> TASK INSTRUCTIONS:
Skip the pictures and repeat each line of the data exactly.

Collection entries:
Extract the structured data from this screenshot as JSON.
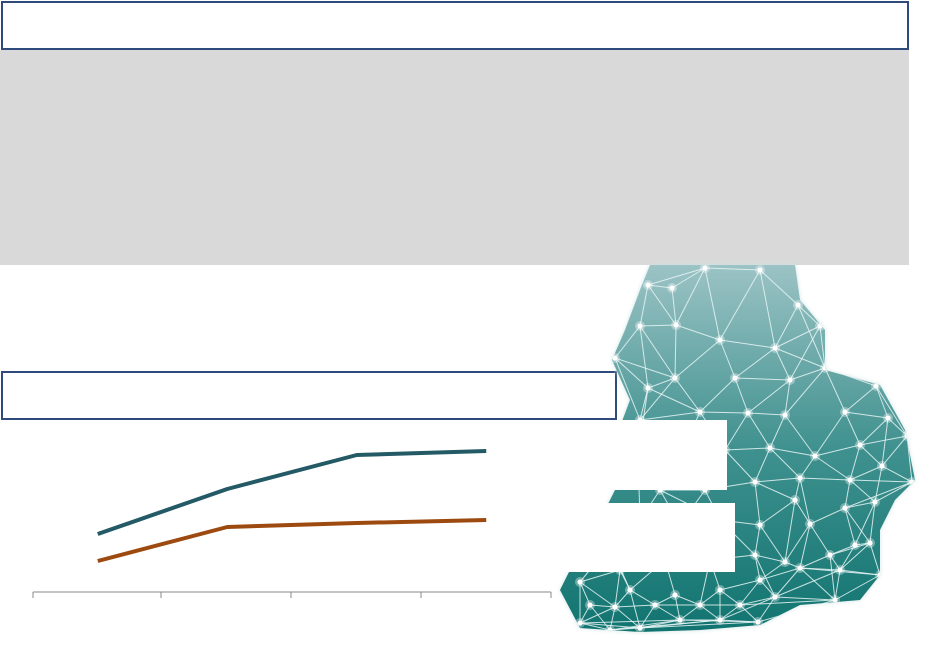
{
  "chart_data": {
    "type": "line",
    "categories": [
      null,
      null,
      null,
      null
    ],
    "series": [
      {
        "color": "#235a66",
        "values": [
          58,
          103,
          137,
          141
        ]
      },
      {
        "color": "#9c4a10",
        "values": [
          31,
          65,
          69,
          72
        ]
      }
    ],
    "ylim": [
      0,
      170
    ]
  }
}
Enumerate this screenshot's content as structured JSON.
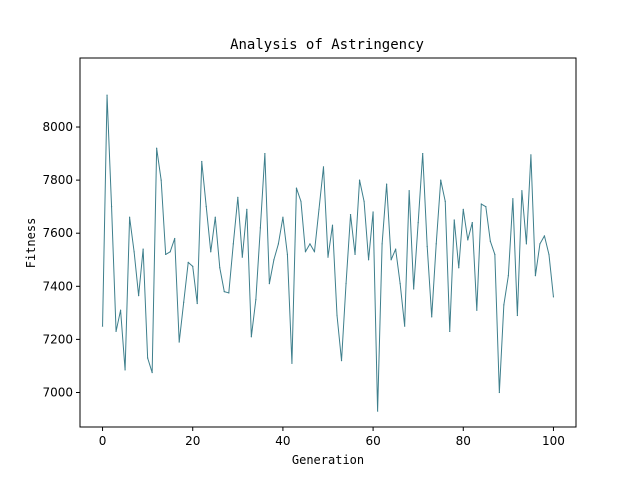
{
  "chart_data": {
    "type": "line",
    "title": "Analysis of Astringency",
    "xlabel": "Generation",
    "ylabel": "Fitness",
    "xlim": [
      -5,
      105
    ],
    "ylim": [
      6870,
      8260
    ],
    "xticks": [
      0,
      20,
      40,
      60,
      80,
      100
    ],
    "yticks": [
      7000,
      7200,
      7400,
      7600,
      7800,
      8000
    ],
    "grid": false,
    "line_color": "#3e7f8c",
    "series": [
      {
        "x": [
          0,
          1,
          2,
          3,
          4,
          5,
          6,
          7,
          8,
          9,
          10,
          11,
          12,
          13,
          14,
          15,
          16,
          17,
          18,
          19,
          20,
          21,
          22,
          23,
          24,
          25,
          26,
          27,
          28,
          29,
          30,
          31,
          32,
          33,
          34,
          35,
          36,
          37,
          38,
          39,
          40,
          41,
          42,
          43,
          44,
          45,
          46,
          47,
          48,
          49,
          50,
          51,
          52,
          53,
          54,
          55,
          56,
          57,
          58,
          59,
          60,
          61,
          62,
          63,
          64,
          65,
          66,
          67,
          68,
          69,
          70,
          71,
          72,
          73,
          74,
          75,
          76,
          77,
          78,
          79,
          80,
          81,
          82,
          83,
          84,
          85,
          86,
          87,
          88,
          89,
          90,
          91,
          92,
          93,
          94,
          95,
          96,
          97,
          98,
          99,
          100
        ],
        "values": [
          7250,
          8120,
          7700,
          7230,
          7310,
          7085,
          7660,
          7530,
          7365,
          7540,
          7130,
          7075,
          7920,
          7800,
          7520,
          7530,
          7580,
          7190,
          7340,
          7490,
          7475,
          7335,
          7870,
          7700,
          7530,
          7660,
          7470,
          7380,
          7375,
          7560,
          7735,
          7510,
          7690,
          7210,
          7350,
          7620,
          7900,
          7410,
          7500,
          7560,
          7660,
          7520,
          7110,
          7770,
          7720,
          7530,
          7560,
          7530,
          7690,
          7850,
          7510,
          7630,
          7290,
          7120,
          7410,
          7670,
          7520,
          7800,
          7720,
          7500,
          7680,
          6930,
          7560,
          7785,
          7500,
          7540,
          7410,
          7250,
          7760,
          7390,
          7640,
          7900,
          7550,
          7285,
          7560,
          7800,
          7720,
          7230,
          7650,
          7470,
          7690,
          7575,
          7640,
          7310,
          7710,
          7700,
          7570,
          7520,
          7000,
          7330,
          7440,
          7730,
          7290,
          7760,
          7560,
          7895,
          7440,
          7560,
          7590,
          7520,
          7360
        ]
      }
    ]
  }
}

> SOLUTION:
Extract the structured data from this screenshot as JSON.
{
  "chart_data": {
    "type": "line",
    "categories": [
      null,
      null,
      null,
      null
    ],
    "series": [
      {
        "color": "#235a66",
        "values": [
          58,
          103,
          137,
          141
        ]
      },
      {
        "color": "#9c4a10",
        "values": [
          31,
          65,
          69,
          72
        ]
      }
    ],
    "ylim": [
      0,
      170
    ]
  }
}
Enumerate this screenshot's content as structured JSON.
{
  "chart_data": {
    "type": "line",
    "title": "Analysis of Astringency",
    "xlabel": "Generation",
    "ylabel": "Fitness",
    "xlim": [
      -5,
      105
    ],
    "ylim": [
      6870,
      8260
    ],
    "xticks": [
      0,
      20,
      40,
      60,
      80,
      100
    ],
    "yticks": [
      7000,
      7200,
      7400,
      7600,
      7800,
      8000
    ],
    "grid": false,
    "line_color": "#3e7f8c",
    "series": [
      {
        "x": [
          0,
          1,
          2,
          3,
          4,
          5,
          6,
          7,
          8,
          9,
          10,
          11,
          12,
          13,
          14,
          15,
          16,
          17,
          18,
          19,
          20,
          21,
          22,
          23,
          24,
          25,
          26,
          27,
          28,
          29,
          30,
          31,
          32,
          33,
          34,
          35,
          36,
          37,
          38,
          39,
          40,
          41,
          42,
          43,
          44,
          45,
          46,
          47,
          48,
          49,
          50,
          51,
          52,
          53,
          54,
          55,
          56,
          57,
          58,
          59,
          60,
          61,
          62,
          63,
          64,
          65,
          66,
          67,
          68,
          69,
          70,
          71,
          72,
          73,
          74,
          75,
          76,
          77,
          78,
          79,
          80,
          81,
          82,
          83,
          84,
          85,
          86,
          87,
          88,
          89,
          90,
          91,
          92,
          93,
          94,
          95,
          96,
          97,
          98,
          99,
          100
        ],
        "values": [
          7250,
          8120,
          7700,
          7230,
          7310,
          7085,
          7660,
          7530,
          7365,
          7540,
          7130,
          7075,
          7920,
          7800,
          7520,
          7530,
          7580,
          7190,
          7340,
          7490,
          7475,
          7335,
          7870,
          7700,
          7530,
          7660,
          7470,
          7380,
          7375,
          7560,
          7735,
          7510,
          7690,
          7210,
          7350,
          7620,
          7900,
          7410,
          7500,
          7560,
          7660,
          7520,
          7110,
          7770,
          7720,
          7530,
          7560,
          7530,
          7690,
          7850,
          7510,
          7630,
          7290,
          7120,
          7410,
          7670,
          7520,
          7800,
          7720,
          7500,
          7680,
          6930,
          7560,
          7785,
          7500,
          7540,
          7410,
          7250,
          7760,
          7390,
          7640,
          7900,
          7550,
          7285,
          7560,
          7800,
          7720,
          7230,
          7650,
          7470,
          7690,
          7575,
          7640,
          7310,
          7710,
          7700,
          7570,
          7520,
          7000,
          7330,
          7440,
          7730,
          7290,
          7760,
          7560,
          7895,
          7440,
          7560,
          7590,
          7520,
          7360
        ]
      }
    ]
  }
}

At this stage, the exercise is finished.